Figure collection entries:
-----

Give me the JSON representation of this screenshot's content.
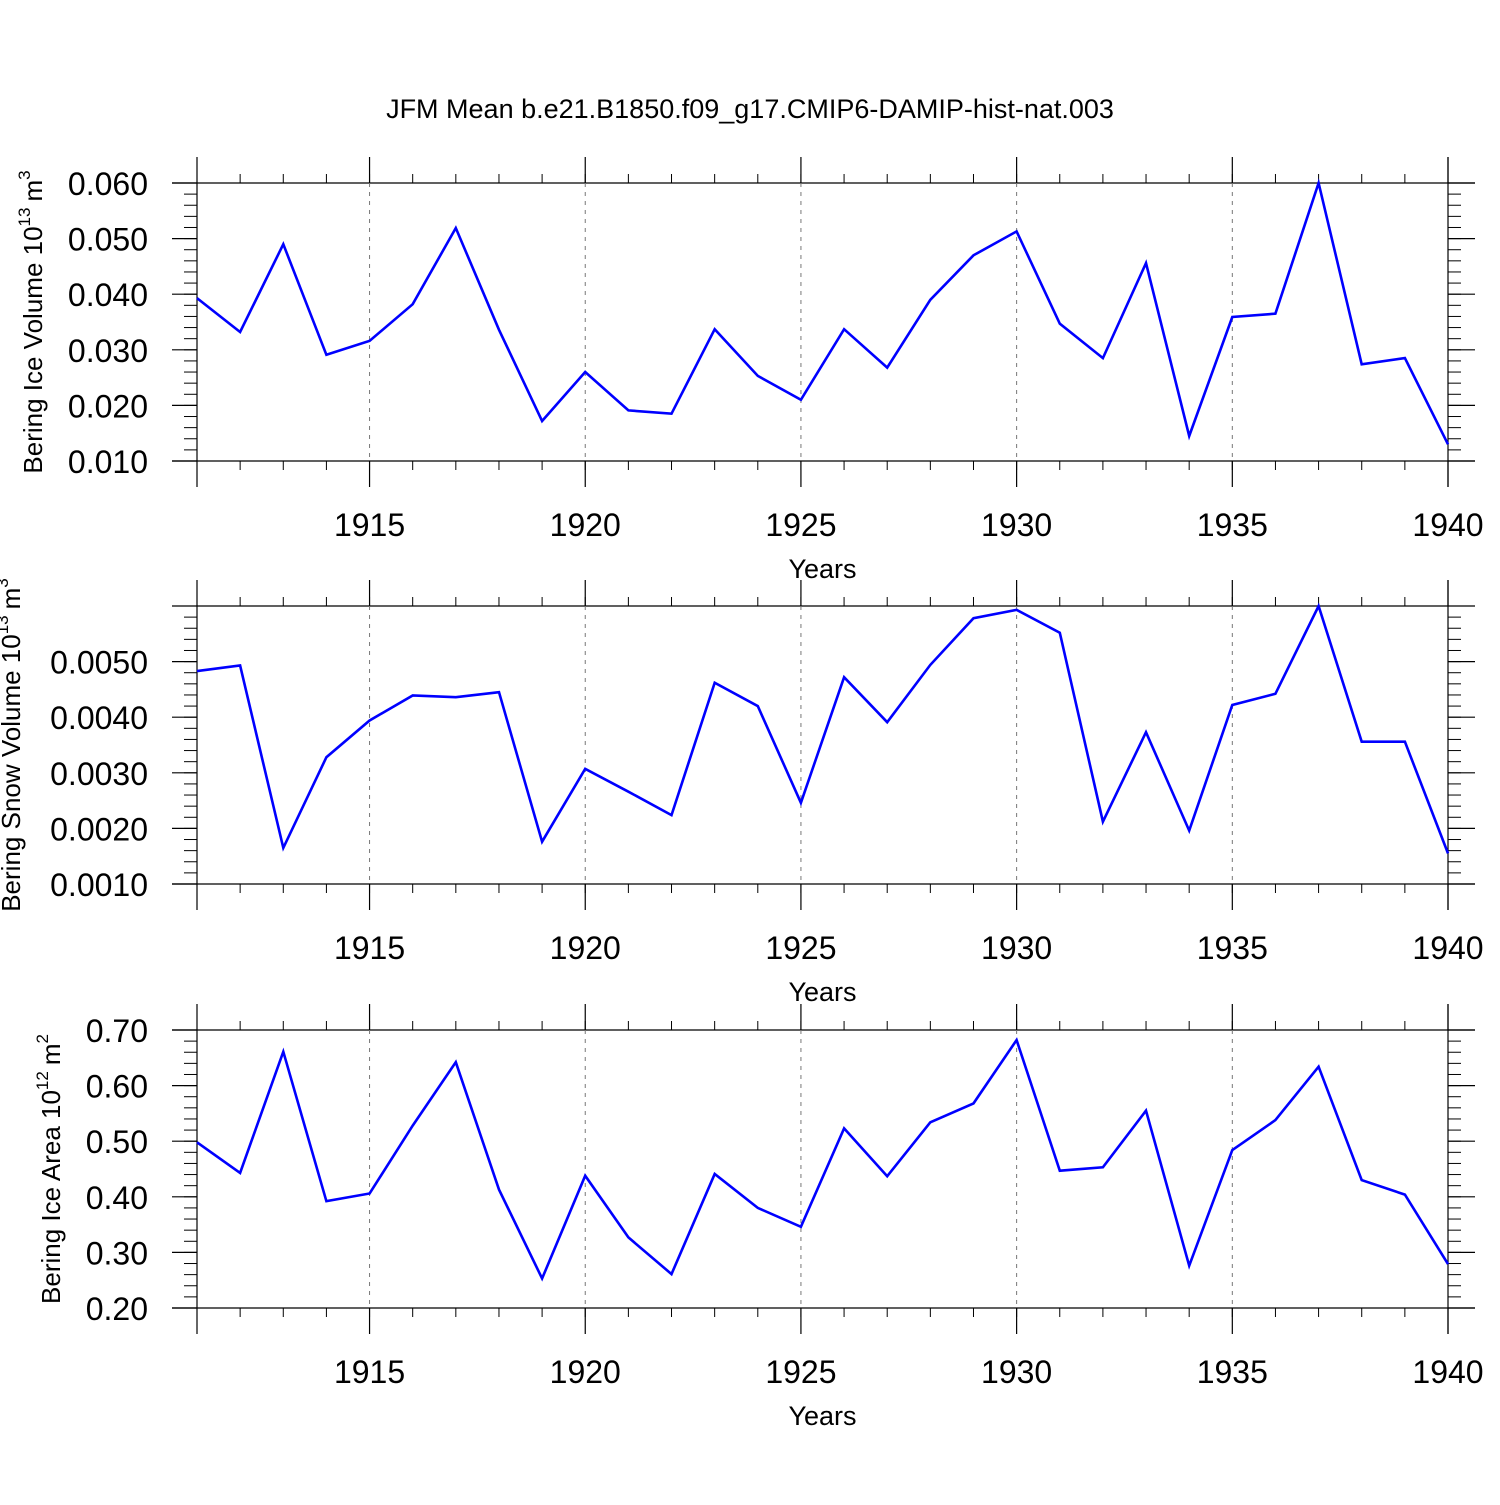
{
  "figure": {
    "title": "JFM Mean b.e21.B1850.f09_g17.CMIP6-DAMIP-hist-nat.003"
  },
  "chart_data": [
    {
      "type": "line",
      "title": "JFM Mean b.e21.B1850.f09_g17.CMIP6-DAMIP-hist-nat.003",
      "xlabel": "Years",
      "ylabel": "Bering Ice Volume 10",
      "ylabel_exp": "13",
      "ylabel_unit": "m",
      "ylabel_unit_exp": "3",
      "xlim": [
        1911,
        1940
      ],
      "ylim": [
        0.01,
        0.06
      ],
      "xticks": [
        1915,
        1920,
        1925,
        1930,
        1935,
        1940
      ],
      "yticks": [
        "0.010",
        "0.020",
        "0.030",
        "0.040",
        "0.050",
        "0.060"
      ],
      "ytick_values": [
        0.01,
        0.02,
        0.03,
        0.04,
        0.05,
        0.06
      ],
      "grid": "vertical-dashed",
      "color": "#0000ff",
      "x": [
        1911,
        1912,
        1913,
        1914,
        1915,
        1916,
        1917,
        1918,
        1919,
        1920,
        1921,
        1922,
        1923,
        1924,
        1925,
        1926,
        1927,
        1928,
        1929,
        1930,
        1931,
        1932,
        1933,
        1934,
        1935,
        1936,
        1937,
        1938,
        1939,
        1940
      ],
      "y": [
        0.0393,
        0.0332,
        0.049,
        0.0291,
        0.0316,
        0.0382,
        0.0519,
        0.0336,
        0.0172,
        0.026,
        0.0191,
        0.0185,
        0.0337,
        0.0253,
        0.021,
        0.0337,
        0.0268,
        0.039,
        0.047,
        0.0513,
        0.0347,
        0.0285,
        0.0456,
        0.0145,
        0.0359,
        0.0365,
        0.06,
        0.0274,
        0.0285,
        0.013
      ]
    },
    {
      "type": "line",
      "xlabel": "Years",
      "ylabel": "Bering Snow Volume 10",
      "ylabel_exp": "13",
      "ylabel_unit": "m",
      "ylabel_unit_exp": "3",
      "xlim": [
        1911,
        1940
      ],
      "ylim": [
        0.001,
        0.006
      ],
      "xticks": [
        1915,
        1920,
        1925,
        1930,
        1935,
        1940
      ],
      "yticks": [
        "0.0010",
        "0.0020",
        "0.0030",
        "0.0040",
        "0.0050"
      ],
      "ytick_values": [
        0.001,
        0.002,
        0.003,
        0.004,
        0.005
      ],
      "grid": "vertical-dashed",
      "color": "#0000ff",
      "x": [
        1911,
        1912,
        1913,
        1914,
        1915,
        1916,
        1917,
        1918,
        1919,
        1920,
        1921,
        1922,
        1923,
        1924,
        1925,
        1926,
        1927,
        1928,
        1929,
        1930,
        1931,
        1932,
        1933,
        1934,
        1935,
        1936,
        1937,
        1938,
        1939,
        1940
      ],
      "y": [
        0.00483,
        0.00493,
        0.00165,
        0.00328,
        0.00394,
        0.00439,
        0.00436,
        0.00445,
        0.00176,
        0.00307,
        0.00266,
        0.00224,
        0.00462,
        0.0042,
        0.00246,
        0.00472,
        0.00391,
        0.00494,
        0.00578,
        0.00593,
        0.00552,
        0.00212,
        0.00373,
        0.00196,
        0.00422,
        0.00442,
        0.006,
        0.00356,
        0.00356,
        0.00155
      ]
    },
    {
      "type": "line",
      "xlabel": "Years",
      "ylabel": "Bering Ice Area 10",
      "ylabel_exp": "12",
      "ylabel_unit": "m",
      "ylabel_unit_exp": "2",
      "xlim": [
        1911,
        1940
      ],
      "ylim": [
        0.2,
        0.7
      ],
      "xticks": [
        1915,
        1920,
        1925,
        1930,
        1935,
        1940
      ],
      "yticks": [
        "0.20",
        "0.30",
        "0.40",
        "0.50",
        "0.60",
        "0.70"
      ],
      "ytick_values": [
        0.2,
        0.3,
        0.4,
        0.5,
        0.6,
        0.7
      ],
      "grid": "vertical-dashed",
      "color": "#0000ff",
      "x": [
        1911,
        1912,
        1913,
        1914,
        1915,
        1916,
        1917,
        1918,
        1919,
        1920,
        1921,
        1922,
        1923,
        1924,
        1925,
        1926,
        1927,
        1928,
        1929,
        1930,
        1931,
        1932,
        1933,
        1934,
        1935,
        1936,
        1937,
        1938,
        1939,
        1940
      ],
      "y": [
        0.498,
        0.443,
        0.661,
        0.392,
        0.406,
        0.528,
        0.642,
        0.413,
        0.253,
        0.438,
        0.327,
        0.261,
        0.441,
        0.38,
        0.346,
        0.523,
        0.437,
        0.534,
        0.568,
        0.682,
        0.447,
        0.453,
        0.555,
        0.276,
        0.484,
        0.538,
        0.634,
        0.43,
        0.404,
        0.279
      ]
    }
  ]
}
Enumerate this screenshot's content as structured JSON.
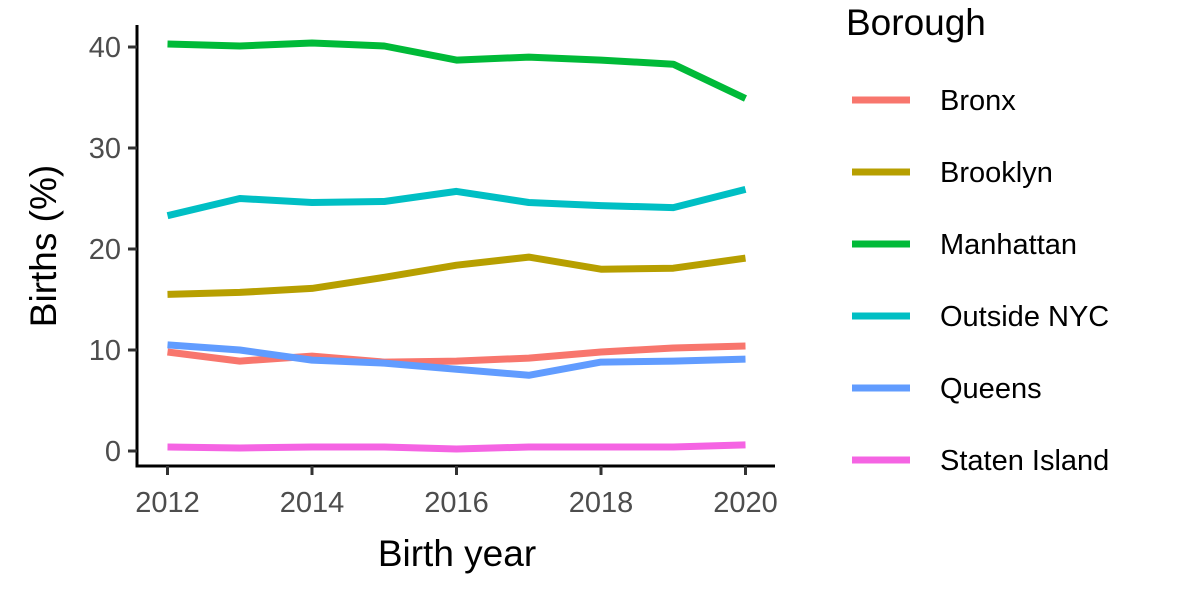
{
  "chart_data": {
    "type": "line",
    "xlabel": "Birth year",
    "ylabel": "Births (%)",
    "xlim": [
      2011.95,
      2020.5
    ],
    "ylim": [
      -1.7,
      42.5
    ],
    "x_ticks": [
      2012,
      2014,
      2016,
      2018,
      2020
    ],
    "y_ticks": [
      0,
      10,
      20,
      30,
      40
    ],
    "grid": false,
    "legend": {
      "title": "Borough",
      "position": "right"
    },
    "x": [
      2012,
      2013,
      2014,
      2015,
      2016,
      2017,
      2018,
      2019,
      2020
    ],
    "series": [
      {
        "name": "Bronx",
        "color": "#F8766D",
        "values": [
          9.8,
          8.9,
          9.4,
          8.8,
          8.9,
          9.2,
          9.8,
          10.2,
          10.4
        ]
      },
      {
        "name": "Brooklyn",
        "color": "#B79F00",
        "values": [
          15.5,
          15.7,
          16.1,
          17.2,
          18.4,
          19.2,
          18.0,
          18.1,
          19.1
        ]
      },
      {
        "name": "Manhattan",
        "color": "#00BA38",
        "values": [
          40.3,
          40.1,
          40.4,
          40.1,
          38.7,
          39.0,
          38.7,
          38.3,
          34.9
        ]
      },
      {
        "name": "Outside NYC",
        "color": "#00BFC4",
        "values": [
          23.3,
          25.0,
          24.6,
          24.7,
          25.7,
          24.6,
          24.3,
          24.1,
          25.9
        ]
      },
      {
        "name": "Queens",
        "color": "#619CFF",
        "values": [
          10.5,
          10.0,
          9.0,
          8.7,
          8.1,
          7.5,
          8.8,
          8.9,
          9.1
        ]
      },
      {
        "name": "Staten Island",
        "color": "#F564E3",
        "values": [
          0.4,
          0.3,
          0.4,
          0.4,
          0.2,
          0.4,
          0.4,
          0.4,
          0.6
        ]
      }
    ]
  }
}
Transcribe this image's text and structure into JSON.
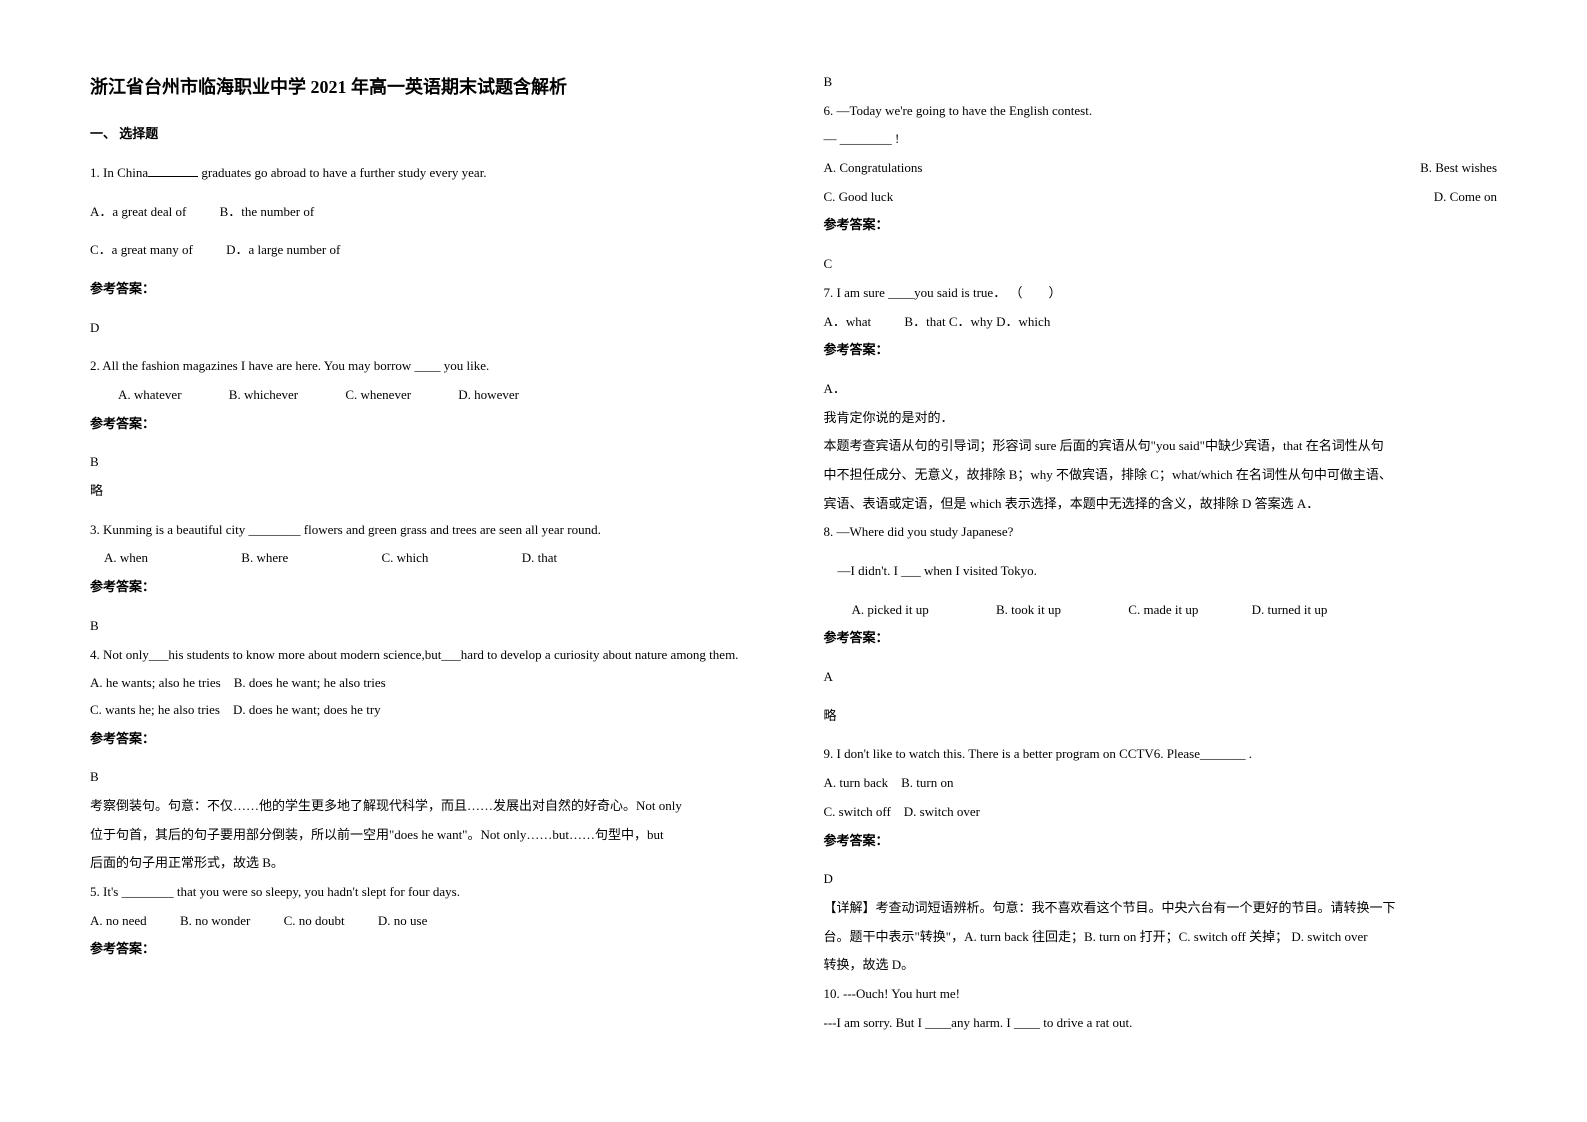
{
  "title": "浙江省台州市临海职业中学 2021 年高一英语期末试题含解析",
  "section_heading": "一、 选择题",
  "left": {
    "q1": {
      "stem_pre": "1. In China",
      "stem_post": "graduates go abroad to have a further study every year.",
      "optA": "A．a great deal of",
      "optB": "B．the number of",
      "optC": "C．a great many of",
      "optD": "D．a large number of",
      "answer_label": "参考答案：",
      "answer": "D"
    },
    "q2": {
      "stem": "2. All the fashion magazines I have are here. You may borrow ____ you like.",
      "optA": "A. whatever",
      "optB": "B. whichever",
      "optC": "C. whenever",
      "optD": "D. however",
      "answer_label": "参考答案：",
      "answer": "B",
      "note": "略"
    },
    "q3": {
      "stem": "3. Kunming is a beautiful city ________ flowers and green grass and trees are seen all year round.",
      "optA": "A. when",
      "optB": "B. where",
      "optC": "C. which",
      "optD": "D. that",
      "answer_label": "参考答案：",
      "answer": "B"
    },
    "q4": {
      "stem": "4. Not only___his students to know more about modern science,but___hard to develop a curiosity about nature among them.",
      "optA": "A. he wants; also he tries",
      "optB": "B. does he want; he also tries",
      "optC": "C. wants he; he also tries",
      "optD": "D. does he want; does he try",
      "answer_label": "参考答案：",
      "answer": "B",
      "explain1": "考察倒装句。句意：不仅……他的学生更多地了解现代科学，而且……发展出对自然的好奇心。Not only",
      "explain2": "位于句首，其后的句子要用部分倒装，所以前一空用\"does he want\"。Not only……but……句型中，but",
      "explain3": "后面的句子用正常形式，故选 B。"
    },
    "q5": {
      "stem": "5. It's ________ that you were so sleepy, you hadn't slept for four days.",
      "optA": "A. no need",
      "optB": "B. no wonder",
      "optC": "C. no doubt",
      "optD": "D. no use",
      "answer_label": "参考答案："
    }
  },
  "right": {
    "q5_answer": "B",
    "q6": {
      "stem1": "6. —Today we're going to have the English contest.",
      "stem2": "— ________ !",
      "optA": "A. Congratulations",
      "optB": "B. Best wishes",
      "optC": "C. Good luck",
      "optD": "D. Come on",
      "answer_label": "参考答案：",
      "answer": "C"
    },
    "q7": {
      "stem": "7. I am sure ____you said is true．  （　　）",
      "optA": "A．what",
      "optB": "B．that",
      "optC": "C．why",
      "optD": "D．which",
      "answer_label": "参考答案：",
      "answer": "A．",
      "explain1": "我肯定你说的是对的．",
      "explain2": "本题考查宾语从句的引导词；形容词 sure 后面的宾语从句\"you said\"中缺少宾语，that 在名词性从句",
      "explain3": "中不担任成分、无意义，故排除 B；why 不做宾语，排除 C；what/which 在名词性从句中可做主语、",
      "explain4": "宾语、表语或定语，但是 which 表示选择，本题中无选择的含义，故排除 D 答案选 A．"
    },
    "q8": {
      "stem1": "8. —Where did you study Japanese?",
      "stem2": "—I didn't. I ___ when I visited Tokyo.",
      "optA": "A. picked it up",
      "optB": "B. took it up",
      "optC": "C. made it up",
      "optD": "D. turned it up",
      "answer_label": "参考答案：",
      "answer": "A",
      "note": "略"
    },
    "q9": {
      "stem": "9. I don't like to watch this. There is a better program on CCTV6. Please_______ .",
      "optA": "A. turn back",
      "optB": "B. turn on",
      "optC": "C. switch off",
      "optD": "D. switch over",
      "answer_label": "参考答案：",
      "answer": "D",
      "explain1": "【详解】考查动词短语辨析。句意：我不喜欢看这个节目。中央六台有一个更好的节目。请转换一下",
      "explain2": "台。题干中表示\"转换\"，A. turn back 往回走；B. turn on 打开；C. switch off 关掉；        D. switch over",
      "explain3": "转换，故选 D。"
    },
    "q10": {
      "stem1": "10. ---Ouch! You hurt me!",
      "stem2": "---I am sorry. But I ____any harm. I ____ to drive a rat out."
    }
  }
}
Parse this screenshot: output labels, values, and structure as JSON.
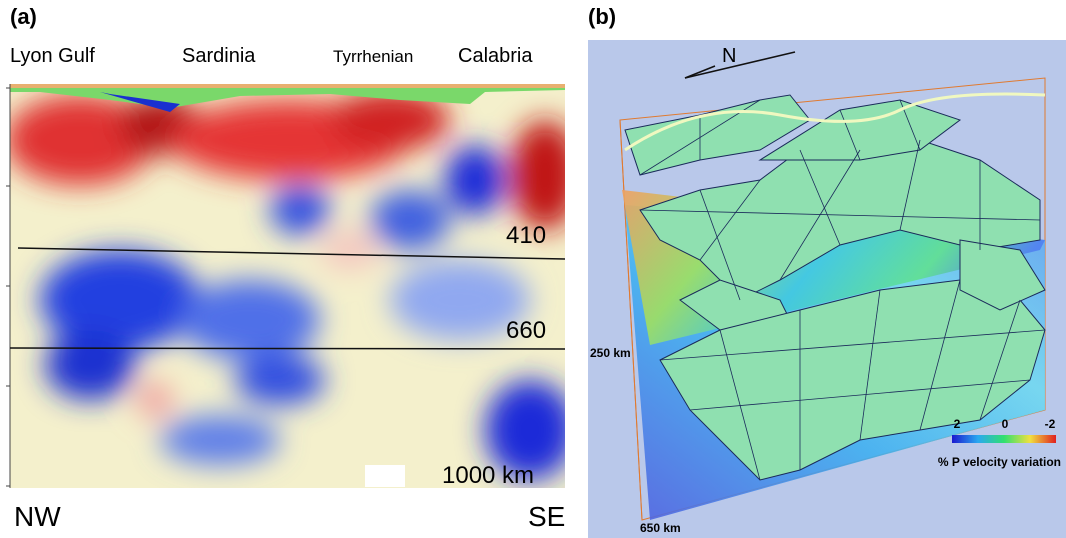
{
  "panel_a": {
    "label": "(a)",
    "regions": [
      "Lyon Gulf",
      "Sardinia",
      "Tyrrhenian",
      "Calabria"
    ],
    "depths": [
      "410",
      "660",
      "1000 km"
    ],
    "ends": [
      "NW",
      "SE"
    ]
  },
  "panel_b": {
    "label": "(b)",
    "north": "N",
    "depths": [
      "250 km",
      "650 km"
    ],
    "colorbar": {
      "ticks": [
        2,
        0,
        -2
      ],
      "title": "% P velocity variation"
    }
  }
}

-----

- [GOAL OF THE EXERCISE]: Find every line in the entries that includes the word "number", then state how many there are and nothing else.

- [REPLY TO THE TASK]: 2